* Challenge: Will you transcribe the entries that follow, exactly and in full?

------------------------

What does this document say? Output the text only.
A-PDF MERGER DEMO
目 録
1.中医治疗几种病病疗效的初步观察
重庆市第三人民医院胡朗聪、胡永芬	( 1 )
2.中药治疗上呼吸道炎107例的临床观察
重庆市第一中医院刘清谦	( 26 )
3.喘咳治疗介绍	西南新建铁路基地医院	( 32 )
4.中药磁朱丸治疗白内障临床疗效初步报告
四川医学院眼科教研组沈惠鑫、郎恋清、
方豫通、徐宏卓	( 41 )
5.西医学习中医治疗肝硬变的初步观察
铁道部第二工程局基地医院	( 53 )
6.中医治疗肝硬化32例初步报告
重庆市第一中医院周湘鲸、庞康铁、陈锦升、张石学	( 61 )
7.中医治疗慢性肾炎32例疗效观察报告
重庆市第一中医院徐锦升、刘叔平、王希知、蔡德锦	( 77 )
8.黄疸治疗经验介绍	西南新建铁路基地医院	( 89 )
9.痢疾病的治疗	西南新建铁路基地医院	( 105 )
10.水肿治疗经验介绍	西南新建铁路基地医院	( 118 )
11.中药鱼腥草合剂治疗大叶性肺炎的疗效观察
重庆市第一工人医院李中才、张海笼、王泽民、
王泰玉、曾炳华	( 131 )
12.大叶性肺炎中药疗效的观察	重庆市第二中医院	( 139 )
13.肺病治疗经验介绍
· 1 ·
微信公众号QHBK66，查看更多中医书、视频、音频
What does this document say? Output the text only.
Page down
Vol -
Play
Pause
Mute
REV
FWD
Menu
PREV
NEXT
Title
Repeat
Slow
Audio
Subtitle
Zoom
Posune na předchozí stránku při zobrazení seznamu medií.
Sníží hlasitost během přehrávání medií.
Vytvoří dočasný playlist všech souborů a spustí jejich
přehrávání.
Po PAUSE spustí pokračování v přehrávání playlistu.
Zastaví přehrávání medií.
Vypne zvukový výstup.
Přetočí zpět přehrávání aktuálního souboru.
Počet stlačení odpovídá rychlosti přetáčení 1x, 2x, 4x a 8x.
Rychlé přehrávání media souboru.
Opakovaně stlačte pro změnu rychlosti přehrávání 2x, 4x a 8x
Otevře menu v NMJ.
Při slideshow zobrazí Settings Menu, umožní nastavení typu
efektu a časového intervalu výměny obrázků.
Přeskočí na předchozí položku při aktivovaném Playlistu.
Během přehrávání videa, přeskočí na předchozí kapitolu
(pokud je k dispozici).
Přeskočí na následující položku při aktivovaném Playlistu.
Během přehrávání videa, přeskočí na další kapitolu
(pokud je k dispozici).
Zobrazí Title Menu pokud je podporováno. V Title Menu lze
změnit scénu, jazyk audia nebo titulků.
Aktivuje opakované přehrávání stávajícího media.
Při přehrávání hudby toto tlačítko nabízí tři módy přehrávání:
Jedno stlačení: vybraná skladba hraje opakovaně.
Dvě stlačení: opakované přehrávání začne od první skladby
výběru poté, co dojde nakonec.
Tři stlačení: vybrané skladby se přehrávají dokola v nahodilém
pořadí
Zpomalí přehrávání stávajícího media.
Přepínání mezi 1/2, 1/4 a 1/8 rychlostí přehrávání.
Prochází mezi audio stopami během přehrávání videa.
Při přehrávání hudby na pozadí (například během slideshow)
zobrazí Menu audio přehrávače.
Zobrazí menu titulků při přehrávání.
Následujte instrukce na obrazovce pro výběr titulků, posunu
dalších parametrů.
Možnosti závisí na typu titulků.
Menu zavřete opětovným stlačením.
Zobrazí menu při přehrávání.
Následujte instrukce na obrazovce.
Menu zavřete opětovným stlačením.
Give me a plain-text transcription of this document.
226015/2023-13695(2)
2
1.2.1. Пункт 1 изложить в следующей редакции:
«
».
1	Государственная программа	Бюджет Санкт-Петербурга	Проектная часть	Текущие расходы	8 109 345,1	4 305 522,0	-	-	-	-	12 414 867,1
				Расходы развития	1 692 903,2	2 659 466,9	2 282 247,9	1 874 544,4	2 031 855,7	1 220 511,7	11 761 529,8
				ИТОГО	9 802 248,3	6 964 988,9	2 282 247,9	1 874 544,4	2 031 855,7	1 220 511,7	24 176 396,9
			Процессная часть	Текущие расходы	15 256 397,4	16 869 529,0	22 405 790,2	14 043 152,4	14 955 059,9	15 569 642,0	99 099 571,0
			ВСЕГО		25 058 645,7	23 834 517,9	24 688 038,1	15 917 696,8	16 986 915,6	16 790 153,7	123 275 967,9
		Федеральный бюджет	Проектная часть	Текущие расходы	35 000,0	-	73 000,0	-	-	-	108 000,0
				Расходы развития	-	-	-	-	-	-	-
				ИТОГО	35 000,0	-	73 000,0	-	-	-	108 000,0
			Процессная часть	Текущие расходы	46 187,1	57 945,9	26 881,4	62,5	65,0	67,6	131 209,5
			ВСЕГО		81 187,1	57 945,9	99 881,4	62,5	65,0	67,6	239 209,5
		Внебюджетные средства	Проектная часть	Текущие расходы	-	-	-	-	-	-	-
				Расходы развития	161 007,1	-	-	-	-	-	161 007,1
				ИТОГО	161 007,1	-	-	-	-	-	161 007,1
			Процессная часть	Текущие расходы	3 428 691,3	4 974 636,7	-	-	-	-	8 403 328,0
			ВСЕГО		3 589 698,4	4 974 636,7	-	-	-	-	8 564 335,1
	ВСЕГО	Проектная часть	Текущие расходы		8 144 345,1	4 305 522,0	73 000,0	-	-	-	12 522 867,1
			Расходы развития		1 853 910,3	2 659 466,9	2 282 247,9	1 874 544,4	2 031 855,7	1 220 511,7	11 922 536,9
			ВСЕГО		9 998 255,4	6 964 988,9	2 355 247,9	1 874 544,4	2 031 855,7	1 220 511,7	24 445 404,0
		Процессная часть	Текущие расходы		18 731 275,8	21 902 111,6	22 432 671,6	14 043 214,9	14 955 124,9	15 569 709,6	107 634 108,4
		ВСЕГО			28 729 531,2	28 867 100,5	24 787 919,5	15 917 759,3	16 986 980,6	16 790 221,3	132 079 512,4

------------------------

* Full answer:
What does this document say? Output the text only.
A-PDF MERGER DEMO
目 録
1.中医治疗几种病病疗效的初步观察
重庆市第三人民医院胡朗聪、胡永芬	( 1 )
2.中药治疗上呼吸道炎107例的临床观察
重庆市第一中医院刘清谦	( 26 )
3.喘咳治疗介绍	西南新建铁路基地医院	( 32 )
4.中药磁朱丸治疗白内障临床疗效初步报告
四川医学院眼科教研组沈惠鑫、郎恋清、
方豫通、徐宏卓	( 41 )
5.西医学习中医治疗肝硬变的初步观察
铁道部第二工程局基地医院	( 53 )
6.中医治疗肝硬化32例初步报告
重庆市第一中医院周湘鲸、庞康铁、陈锦升、张石学	( 61 )
7.中医治疗慢性肾炎32例疗效观察报告
重庆市第一中医院徐锦升、刘叔平、王希知、蔡德锦	( 77 )
8.黄疸治疗经验介绍	西南新建铁路基地医院	( 89 )
9.痢疾病的治疗	西南新建铁路基地医院	( 105 )
10.水肿治疗经验介绍	西南新建铁路基地医院	( 118 )
11.中药鱼腥草合剂治疗大叶性肺炎的疗效观察
重庆市第一工人医院李中才、张海笼、王泽民、
王泰玉、曾炳华	( 131 )
12.大叶性肺炎中药疗效的观察	重庆市第二中医院	( 139 )
13.肺病治疗经验介绍
· 1 ·
微信公众号QHBK66，查看更多中医书、视频、音频
What does this document say? Output the text only.
Page down
Vol -
Play
Pause
Mute
REV
FWD
Menu
PREV
NEXT
Title
Repeat
Slow
Audio
Subtitle
Zoom
Posune na předchozí stránku při zobrazení seznamu medií.
Sníží hlasitost během přehrávání medií.
Vytvoří dočasný playlist všech souborů a spustí jejich
přehrávání.
Po PAUSE spustí pokračování v přehrávání playlistu.
Zastaví přehrávání medií.
Vypne zvukový výstup.
Přetočí zpět přehrávání aktuálního souboru.
Počet stlačení odpovídá rychlosti přetáčení 1x, 2x, 4x a 8x.
Rychlé přehrávání media souboru.
Opakovaně stlačte pro změnu rychlosti přehrávání 2x, 4x a 8x
Otevře menu v NMJ.
Při slideshow zobrazí Settings Menu, umožní nastavení typu
efektu a časového intervalu výměny obrázků.
Přeskočí na předchozí položku při aktivovaném Playlistu.
Během přehrávání videa, přeskočí na předchozí kapitolu
(pokud je k dispozici).
Přeskočí na následující položku při aktivovaném Playlistu.
Během přehrávání videa, přeskočí na další kapitolu
(pokud je k dispozici).
Zobrazí Title Menu pokud je podporováno. V Title Menu lze
změnit scénu, jazyk audia nebo titulků.
Aktivuje opakované přehrávání stávajícího media.
Při přehrávání hudby toto tlačítko nabízí tři módy přehrávání:
Jedno stlačení: vybraná skladba hraje opakovaně.
Dvě stlačení: opakované přehrávání začne od první skladby
výběru poté, co dojde nakonec.
Tři stlačení: vybrané skladby se přehrávají dokola v nahodilém
pořadí
Zpomalí přehrávání stávajícího media.
Přepínání mezi 1/2, 1/4 a 1/8 rychlostí přehrávání.
Prochází mezi audio stopami během přehrávání videa.
Při přehrávání hudby na pozadí (například během slideshow)
zobrazí Menu audio přehrávače.
Zobrazí menu titulků při přehrávání.
Následujte instrukce na obrazovce pro výběr titulků, posunu
dalších parametrů.
Možnosti závisí na typu titulků.
Menu zavřete opětovným stlačením.
Zobrazí menu při přehrávání.
Následujte instrukce na obrazovce.
Menu zavřete opětovným stlačením.
Give me a plain-text transcription of this document.
226015/2023-13695(2)
2
1.2.1. Пункт 1 изложить в следующей редакции:
«
».
1	Государственная программа	Бюджет Санкт-Петербурга	Проектная часть	Текущие расходы	8 109 345,1	4 305 522,0	-	-	-	-	12 414 867,1
				Расходы развития	1 692 903,2	2 659 466,9	2 282 247,9	1 874 544,4	2 031 855,7	1 220 511,7	11 761 529,8
				ИТОГО	9 802 248,3	6 964 988,9	2 282 247,9	1 874 544,4	2 031 855,7	1 220 511,7	24 176 396,9
			Процессная часть	Текущие расходы	15 256 397,4	16 869 529,0	22 405 790,2	14 043 152,4	14 955 059,9	15 569 642,0	99 099 571,0
			ВСЕГО		25 058 645,7	23 834 517,9	24 688 038,1	15 917 696,8	16 986 915,6	16 790 153,7	123 275 967,9
		Федеральный бюджет	Проектная часть	Текущие расходы	35 000,0	-	73 000,0	-	-	-	108 000,0
				Расходы развития	-	-	-	-	-	-	-
				ИТОГО	35 000,0	-	73 000,0	-	-	-	108 000,0
			Процессная часть	Текущие расходы	46 187,1	57 945,9	26 881,4	62,5	65,0	67,6	131 209,5
			ВСЕГО		81 187,1	57 945,9	99 881,4	62,5	65,0	67,6	239 209,5
		Внебюджетные средства	Проектная часть	Текущие расходы	-	-	-	-	-	-	-
				Расходы развития	161 007,1	-	-	-	-	-	161 007,1
				ИТОГО	161 007,1	-	-	-	-	-	161 007,1
			Процессная часть	Текущие расходы	3 428 691,3	4 974 636,7	-	-	-	-	8 403 328,0
			ВСЕГО		3 589 698,4	4 974 636,7	-	-	-	-	8 564 335,1
	ВСЕГО	Проектная часть	Текущие расходы		8 144 345,1	4 305 522,0	73 000,0	-	-	-	12 522 867,1
			Расходы развития		1 853 910,3	2 659 466,9	2 282 247,9	1 874 544,4	2 031 855,7	1 220 511,7	11 922 536,9
			ВСЕГО		9 998 255,4	6 964 988,9	2 355 247,9	1 874 544,4	2 031 855,7	1 220 511,7	24 445 404,0
		Процессная часть	Текущие расходы		18 731 275,8	21 902 111,6	22 432 671,6	14 043 214,9	14 955 124,9	15 569 709,6	107 634 108,4
		ВСЕГО			28 729 531,2	28 867 100,5	24 787 919,5	15 917 759,3	16 986 980,6	16 790 221,3	132 079 512,4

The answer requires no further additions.